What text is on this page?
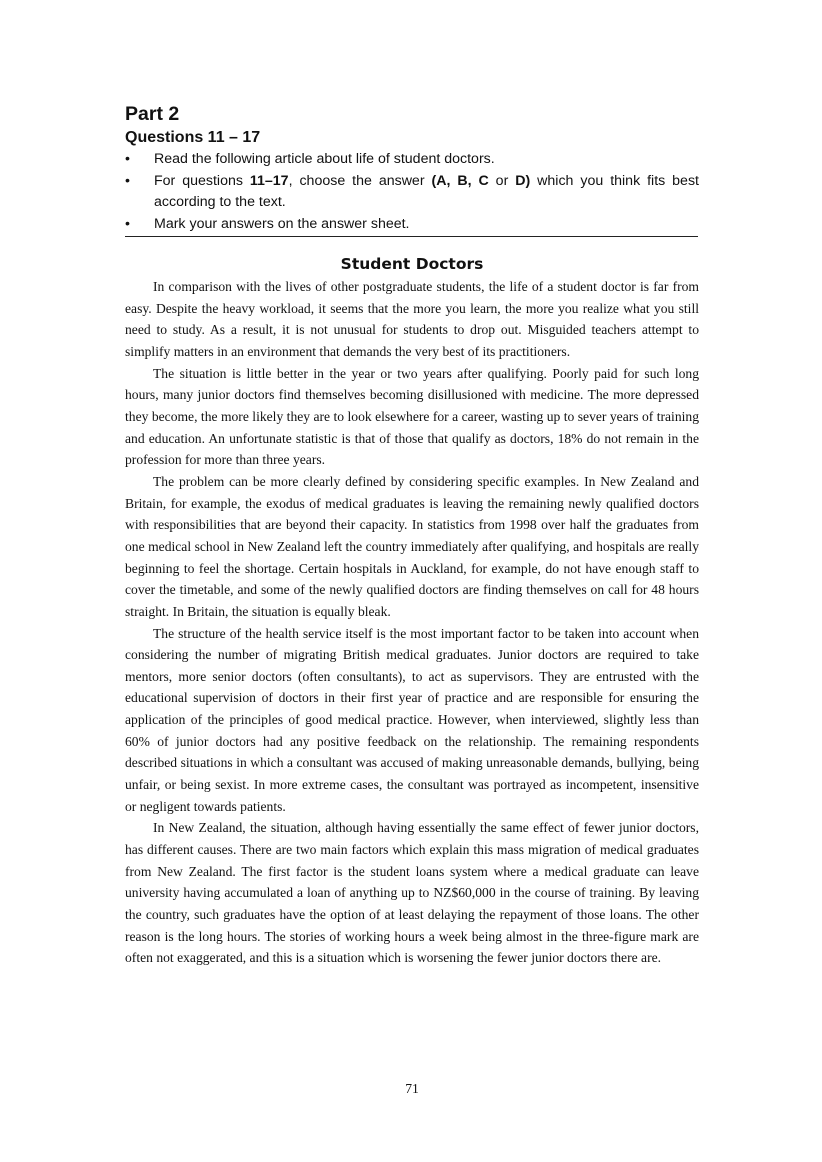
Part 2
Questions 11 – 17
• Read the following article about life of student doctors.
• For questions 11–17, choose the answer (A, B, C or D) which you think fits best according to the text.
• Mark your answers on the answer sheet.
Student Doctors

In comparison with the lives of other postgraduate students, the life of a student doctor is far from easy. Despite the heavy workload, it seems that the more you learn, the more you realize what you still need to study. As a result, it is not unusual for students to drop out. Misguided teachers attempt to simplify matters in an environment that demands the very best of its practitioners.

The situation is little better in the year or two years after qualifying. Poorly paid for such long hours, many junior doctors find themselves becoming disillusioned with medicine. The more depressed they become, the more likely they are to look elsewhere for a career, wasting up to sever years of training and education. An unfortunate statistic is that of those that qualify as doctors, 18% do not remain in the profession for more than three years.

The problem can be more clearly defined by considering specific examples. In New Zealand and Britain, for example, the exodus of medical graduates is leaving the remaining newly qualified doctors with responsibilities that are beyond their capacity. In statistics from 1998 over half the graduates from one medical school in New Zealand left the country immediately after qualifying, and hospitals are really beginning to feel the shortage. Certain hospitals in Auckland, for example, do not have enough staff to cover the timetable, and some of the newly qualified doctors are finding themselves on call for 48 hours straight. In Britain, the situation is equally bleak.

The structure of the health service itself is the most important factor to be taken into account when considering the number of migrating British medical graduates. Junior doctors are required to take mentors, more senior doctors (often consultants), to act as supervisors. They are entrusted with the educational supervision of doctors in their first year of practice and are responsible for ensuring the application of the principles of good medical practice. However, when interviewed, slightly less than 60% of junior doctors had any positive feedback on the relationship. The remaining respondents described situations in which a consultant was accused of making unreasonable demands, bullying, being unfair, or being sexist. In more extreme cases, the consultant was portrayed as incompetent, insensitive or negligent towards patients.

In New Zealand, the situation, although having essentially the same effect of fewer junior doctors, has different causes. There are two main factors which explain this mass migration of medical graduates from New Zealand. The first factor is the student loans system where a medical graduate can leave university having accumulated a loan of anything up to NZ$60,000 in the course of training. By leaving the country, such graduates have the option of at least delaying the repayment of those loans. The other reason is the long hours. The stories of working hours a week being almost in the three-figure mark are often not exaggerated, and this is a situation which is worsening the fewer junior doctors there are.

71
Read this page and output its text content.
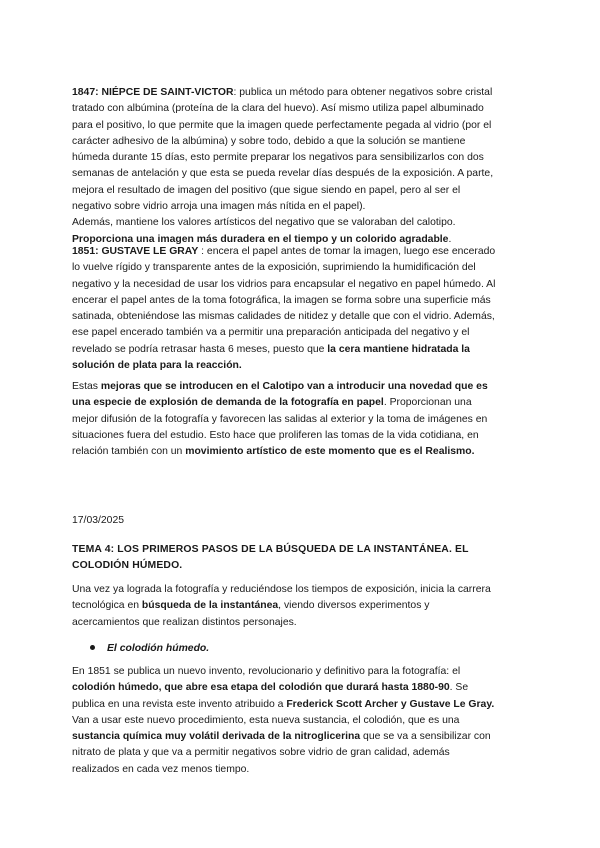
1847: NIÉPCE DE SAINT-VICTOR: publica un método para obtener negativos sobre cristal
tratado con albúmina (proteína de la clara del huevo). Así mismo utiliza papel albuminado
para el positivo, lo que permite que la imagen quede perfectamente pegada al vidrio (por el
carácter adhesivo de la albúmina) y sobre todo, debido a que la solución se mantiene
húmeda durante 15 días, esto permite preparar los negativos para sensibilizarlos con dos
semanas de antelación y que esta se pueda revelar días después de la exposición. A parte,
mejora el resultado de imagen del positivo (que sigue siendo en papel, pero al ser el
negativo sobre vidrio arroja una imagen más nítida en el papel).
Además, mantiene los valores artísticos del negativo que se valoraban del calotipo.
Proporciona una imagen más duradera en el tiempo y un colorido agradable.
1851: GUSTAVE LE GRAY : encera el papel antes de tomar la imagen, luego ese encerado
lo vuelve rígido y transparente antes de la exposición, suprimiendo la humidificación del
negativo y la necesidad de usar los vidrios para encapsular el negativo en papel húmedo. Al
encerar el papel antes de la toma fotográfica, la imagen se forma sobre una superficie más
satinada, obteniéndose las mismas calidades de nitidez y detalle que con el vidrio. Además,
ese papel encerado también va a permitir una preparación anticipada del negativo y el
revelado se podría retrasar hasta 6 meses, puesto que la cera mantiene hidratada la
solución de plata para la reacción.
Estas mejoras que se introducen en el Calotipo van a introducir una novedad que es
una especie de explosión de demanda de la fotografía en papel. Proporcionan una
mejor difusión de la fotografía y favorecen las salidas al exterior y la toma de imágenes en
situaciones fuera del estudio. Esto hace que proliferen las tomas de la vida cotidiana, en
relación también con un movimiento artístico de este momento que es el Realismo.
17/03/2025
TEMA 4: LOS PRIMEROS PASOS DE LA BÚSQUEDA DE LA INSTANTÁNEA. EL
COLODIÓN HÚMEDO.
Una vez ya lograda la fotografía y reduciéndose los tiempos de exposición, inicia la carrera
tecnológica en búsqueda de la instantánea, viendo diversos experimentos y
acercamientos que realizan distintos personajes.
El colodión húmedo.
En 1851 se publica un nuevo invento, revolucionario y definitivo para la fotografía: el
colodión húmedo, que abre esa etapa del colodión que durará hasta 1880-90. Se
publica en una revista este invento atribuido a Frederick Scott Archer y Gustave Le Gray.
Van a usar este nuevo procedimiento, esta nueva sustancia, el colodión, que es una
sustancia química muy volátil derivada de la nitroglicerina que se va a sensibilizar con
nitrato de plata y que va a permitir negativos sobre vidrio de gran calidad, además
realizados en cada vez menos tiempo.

----------

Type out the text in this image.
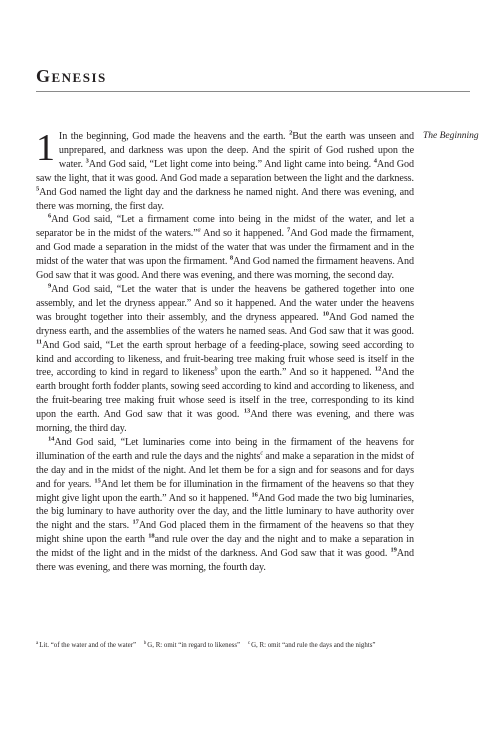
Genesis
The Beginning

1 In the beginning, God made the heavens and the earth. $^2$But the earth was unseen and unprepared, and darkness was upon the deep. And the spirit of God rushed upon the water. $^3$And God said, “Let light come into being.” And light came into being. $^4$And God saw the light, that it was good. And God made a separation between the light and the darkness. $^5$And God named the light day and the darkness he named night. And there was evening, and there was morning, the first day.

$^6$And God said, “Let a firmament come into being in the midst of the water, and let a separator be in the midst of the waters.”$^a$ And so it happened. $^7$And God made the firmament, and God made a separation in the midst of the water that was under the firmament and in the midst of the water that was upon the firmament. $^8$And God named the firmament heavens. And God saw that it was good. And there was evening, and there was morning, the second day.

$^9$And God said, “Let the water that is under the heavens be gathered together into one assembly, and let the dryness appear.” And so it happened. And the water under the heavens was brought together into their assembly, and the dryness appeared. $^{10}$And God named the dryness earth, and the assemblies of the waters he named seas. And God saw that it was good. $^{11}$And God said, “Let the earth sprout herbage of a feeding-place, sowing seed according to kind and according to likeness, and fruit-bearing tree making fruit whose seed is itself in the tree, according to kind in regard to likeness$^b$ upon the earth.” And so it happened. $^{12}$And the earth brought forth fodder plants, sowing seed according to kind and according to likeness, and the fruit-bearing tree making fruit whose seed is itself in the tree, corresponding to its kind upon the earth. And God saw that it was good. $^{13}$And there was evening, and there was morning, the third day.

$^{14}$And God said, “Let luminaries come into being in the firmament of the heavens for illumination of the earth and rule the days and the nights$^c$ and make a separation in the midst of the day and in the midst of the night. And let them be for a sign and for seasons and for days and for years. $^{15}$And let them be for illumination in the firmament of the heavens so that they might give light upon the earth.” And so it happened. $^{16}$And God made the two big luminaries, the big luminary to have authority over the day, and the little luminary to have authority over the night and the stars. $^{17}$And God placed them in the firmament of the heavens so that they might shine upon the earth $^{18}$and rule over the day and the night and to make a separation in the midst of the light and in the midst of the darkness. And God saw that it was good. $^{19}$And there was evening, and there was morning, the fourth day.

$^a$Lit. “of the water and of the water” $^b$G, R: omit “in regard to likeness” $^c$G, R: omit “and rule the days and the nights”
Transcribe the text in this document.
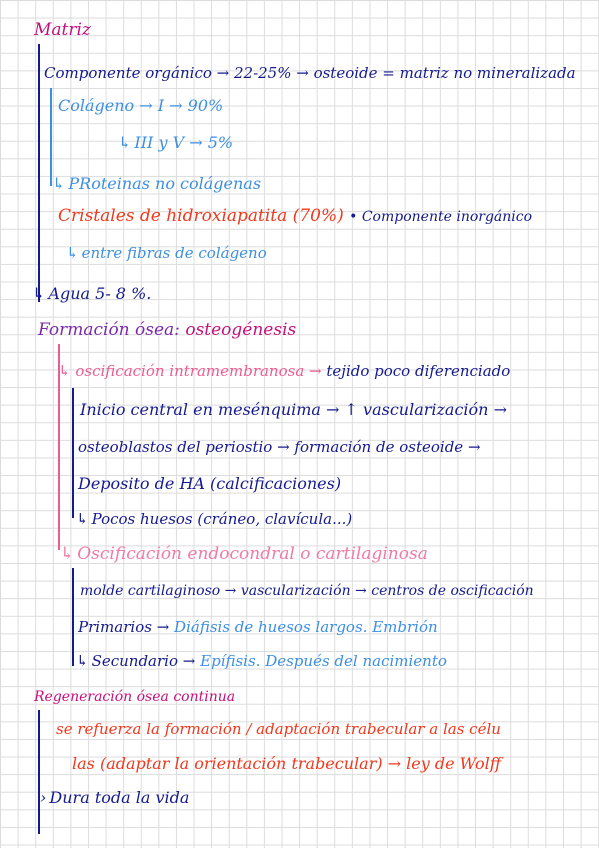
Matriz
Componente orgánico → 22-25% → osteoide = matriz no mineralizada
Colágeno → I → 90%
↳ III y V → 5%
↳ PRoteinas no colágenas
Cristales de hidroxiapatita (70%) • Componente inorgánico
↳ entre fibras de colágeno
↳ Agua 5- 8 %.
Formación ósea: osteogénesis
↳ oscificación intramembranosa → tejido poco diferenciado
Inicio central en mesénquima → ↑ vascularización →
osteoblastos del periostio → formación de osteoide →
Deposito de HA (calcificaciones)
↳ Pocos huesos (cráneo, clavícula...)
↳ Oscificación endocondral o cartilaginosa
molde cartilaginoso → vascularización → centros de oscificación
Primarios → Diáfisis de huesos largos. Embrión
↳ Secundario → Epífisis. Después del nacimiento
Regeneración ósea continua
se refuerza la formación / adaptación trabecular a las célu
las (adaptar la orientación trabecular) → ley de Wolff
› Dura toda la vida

----------

Search the material for the word "negativos" and copy each line where it occurs.

1847: NIÉPCE DE SAINT-VICTOR: publica un método para obtener negativos sobre cristal
húmeda durante 15 días, esto permite preparar los negativos para sensibilizarlos con dos
nitrato de plata y que va a permitir negativos sobre vidrio de gran calidad, además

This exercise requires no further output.